───── Exercise materials ─────

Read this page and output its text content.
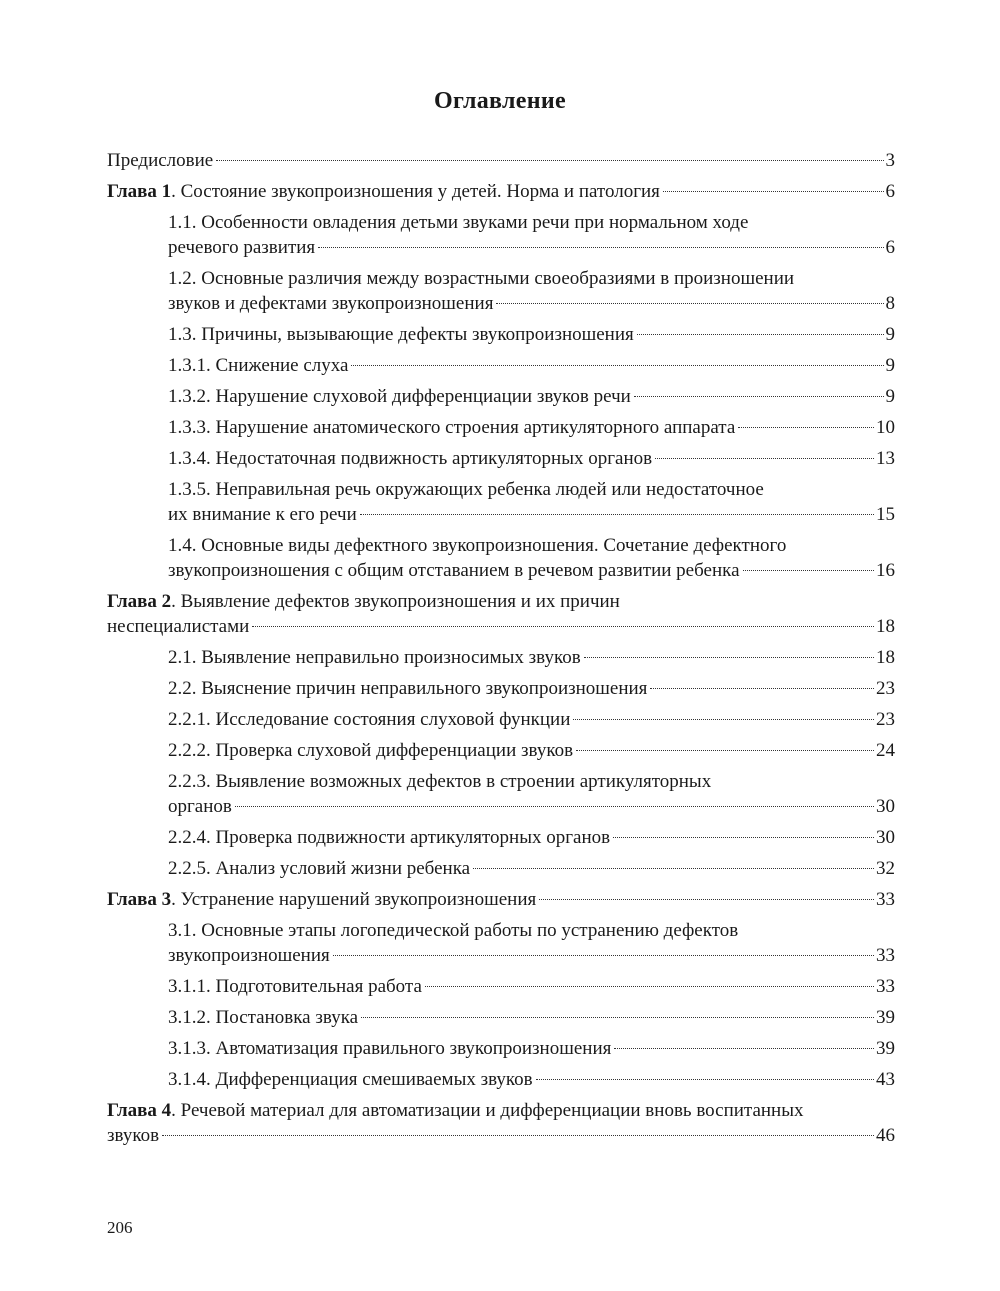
Оглавление
Предисловие	3
Глава 1. Состояние звукопроизношения у детей. Норма и патология	6
1.1. Особенности овладения детьми звуками речи при нормальном ходе
речевого развития	6
1.2. Основные различия между возрастными своеобразиями в произношении
звуков и дефектами звукопроизношения	8
1.3. Причины, вызывающие дефекты звукопроизношения	9
1.3.1. Снижение слуха	9
1.3.2. Нарушение слуховой дифференциации звуков речи	9
1.3.3. Нарушение анатомического строения артикуляторного аппарата	10
1.3.4. Недостаточная подвижность артикуляторных органов	13
1.3.5. Неправильная речь окружающих ребенка людей или недостаточное
их внимание к его речи	15
1.4. Основные виды дефектного звукопроизношения. Сочетание дефектного
звукопроизношения с общим отставанием в речевом развитии ребенка	16
Глава 2. Выявление дефектов звукопроизношения и их причин
неспециалистами	18
2.1. Выявление неправильно произносимых звуков	18
2.2. Выяснение причин неправильного звукопроизношения	23
2.2.1. Исследование состояния слуховой функции	23
2.2.2. Проверка слуховой дифференциации звуков	24
2.2.3. Выявление возможных дефектов в строении артикуляторных
органов	30
2.2.4. Проверка подвижности артикуляторных органов	30
2.2.5. Анализ условий жизни ребенка	32
Глава 3. Устранение нарушений звукопроизношения	33
3.1. Основные этапы логопедической работы по устранению дефектов
звукопроизношения	33
3.1.1. Подготовительная работа	33
3.1.2. Постановка звука	39
3.1.3. Автоматизация правильного звукопроизношения	39
3.1.4. Дифференциация смешиваемых звуков	43
Глава 4. Речевой материал для автоматизации и дифференциации вновь воспитанных
звуков	46
206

─────

Write out the full listing verbatim, excluding its pictures.

Solution to the exercise >>
Read this page and output its text content.
Оглавление
Предисловие	3
Глава 1. Состояние звукопроизношения у детей. Норма и патология	6
1.1. Особенности овладения детьми звуками речи при нормальном ходе
речевого развития	6
1.2. Основные различия между возрастными своеобразиями в произношении
звуков и дефектами звукопроизношения	8
1.3. Причины, вызывающие дефекты звукопроизношения	9
1.3.1. Снижение слуха	9
1.3.2. Нарушение слуховой дифференциации звуков речи	9
1.3.3. Нарушение анатомического строения артикуляторного аппарата	10
1.3.4. Недостаточная подвижность артикуляторных органов	13
1.3.5. Неправильная речь окружающих ребенка людей или недостаточное
их внимание к его речи	15
1.4. Основные виды дефектного звукопроизношения. Сочетание дефектного
звукопроизношения с общим отставанием в речевом развитии ребенка	16
Глава 2. Выявление дефектов звукопроизношения и их причин
неспециалистами	18
2.1. Выявление неправильно произносимых звуков	18
2.2. Выяснение причин неправильного звукопроизношения	23
2.2.1. Исследование состояния слуховой функции	23
2.2.2. Проверка слуховой дифференциации звуков	24
2.2.3. Выявление возможных дефектов в строении артикуляторных
органов	30
2.2.4. Проверка подвижности артикуляторных органов	30
2.2.5. Анализ условий жизни ребенка	32
Глава 3. Устранение нарушений звукопроизношения	33
3.1. Основные этапы логопедической работы по устранению дефектов
звукопроизношения	33
3.1.1. Подготовительная работа	33
3.1.2. Постановка звука	39
3.1.3. Автоматизация правильного звукопроизношения	39
3.1.4. Дифференциация смешиваемых звуков	43
Глава 4. Речевой материал для автоматизации и дифференциации вновь воспитанных
звуков	46
206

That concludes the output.